--- BEGIN Data excerpts ---

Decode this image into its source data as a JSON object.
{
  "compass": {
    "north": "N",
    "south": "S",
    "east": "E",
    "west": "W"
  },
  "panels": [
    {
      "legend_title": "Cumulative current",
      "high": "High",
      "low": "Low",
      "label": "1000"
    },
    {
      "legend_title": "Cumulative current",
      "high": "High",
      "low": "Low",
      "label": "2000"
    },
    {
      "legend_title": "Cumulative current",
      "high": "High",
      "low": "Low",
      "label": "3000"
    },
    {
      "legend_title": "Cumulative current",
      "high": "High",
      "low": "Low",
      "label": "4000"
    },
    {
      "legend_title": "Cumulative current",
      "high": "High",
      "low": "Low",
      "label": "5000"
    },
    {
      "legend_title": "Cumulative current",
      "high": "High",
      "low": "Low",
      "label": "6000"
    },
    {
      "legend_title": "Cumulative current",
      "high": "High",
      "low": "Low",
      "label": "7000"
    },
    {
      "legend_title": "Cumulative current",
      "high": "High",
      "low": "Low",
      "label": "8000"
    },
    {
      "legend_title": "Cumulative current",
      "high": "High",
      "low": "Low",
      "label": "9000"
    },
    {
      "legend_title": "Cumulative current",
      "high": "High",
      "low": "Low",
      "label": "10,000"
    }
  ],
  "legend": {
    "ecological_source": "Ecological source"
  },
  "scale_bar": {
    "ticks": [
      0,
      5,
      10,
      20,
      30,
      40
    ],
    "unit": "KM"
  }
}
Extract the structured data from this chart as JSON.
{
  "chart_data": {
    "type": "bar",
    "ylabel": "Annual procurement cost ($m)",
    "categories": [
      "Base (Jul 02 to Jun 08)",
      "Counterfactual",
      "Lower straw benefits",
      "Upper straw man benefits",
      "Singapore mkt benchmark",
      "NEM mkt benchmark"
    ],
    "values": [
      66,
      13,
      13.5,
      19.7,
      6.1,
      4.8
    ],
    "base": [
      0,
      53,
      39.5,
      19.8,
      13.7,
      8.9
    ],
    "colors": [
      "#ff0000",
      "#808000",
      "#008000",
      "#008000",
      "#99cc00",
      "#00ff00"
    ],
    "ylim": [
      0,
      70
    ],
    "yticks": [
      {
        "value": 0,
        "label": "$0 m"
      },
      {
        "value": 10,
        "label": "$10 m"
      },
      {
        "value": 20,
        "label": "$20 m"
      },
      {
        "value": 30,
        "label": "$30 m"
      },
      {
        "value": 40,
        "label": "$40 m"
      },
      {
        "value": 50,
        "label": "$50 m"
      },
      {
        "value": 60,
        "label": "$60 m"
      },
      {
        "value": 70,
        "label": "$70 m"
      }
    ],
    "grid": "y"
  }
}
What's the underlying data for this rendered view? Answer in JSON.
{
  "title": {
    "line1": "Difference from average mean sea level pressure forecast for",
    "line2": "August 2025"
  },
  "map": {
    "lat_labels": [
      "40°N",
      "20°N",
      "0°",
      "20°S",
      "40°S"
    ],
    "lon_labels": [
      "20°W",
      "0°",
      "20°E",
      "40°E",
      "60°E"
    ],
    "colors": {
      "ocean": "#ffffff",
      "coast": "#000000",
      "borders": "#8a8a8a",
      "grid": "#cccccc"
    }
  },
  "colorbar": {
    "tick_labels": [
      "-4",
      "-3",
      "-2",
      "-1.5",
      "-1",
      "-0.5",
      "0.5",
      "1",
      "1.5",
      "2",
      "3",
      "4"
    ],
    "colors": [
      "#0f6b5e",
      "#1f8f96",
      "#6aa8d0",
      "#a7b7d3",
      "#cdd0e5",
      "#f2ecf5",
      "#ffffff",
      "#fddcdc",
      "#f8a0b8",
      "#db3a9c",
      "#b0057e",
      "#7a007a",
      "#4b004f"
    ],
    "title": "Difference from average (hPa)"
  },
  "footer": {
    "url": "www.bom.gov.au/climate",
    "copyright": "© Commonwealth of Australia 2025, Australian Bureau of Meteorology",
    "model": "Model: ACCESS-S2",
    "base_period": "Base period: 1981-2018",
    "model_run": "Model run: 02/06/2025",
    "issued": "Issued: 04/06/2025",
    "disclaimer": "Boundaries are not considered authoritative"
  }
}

--- END Data excerpts ---

§ **Prompt**
Every line of the records above needs to be given again exactly.

§ **Finished task**
Decode this image into its source data as a JSON object.
{
  "compass": {
    "north": "N",
    "south": "S",
    "east": "E",
    "west": "W"
  },
  "panels": [
    {
      "legend_title": "Cumulative current",
      "high": "High",
      "low": "Low",
      "label": "1000"
    },
    {
      "legend_title": "Cumulative current",
      "high": "High",
      "low": "Low",
      "label": "2000"
    },
    {
      "legend_title": "Cumulative current",
      "high": "High",
      "low": "Low",
      "label": "3000"
    },
    {
      "legend_title": "Cumulative current",
      "high": "High",
      "low": "Low",
      "label": "4000"
    },
    {
      "legend_title": "Cumulative current",
      "high": "High",
      "low": "Low",
      "label": "5000"
    },
    {
      "legend_title": "Cumulative current",
      "high": "High",
      "low": "Low",
      "label": "6000"
    },
    {
      "legend_title": "Cumulative current",
      "high": "High",
      "low": "Low",
      "label": "7000"
    },
    {
      "legend_title": "Cumulative current",
      "high": "High",
      "low": "Low",
      "label": "8000"
    },
    {
      "legend_title": "Cumulative current",
      "high": "High",
      "low": "Low",
      "label": "9000"
    },
    {
      "legend_title": "Cumulative current",
      "high": "High",
      "low": "Low",
      "label": "10,000"
    }
  ],
  "legend": {
    "ecological_source": "Ecological source"
  },
  "scale_bar": {
    "ticks": [
      0,
      5,
      10,
      20,
      30,
      40
    ],
    "unit": "KM"
  }
}
Extract the structured data from this chart as JSON.
{
  "chart_data": {
    "type": "bar",
    "ylabel": "Annual procurement cost ($m)",
    "categories": [
      "Base (Jul 02 to Jun 08)",
      "Counterfactual",
      "Lower straw benefits",
      "Upper straw man benefits",
      "Singapore mkt benchmark",
      "NEM mkt benchmark"
    ],
    "values": [
      66,
      13,
      13.5,
      19.7,
      6.1,
      4.8
    ],
    "base": [
      0,
      53,
      39.5,
      19.8,
      13.7,
      8.9
    ],
    "colors": [
      "#ff0000",
      "#808000",
      "#008000",
      "#008000",
      "#99cc00",
      "#00ff00"
    ],
    "ylim": [
      0,
      70
    ],
    "yticks": [
      {
        "value": 0,
        "label": "$0 m"
      },
      {
        "value": 10,
        "label": "$10 m"
      },
      {
        "value": 20,
        "label": "$20 m"
      },
      {
        "value": 30,
        "label": "$30 m"
      },
      {
        "value": 40,
        "label": "$40 m"
      },
      {
        "value": 50,
        "label": "$50 m"
      },
      {
        "value": 60,
        "label": "$60 m"
      },
      {
        "value": 70,
        "label": "$70 m"
      }
    ],
    "grid": "y"
  }
}
What's the underlying data for this rendered view? Answer in JSON.
{
  "title": {
    "line1": "Difference from average mean sea level pressure forecast for",
    "line2": "August 2025"
  },
  "map": {
    "lat_labels": [
      "40°N",
      "20°N",
      "0°",
      "20°S",
      "40°S"
    ],
    "lon_labels": [
      "20°W",
      "0°",
      "20°E",
      "40°E",
      "60°E"
    ],
    "colors": {
      "ocean": "#ffffff",
      "coast": "#000000",
      "borders": "#8a8a8a",
      "grid": "#cccccc"
    }
  },
  "colorbar": {
    "tick_labels": [
      "-4",
      "-3",
      "-2",
      "-1.5",
      "-1",
      "-0.5",
      "0.5",
      "1",
      "1.5",
      "2",
      "3",
      "4"
    ],
    "colors": [
      "#0f6b5e",
      "#1f8f96",
      "#6aa8d0",
      "#a7b7d3",
      "#cdd0e5",
      "#f2ecf5",
      "#ffffff",
      "#fddcdc",
      "#f8a0b8",
      "#db3a9c",
      "#b0057e",
      "#7a007a",
      "#4b004f"
    ],
    "title": "Difference from average (hPa)"
  },
  "footer": {
    "url": "www.bom.gov.au/climate",
    "copyright": "© Commonwealth of Australia 2025, Australian Bureau of Meteorology",
    "model": "Model: ACCESS-S2",
    "base_period": "Base period: 1981-2018",
    "model_run": "Model run: 02/06/2025",
    "issued": "Issued: 04/06/2025",
    "disclaimer": "Boundaries are not considered authoritative"
  }
}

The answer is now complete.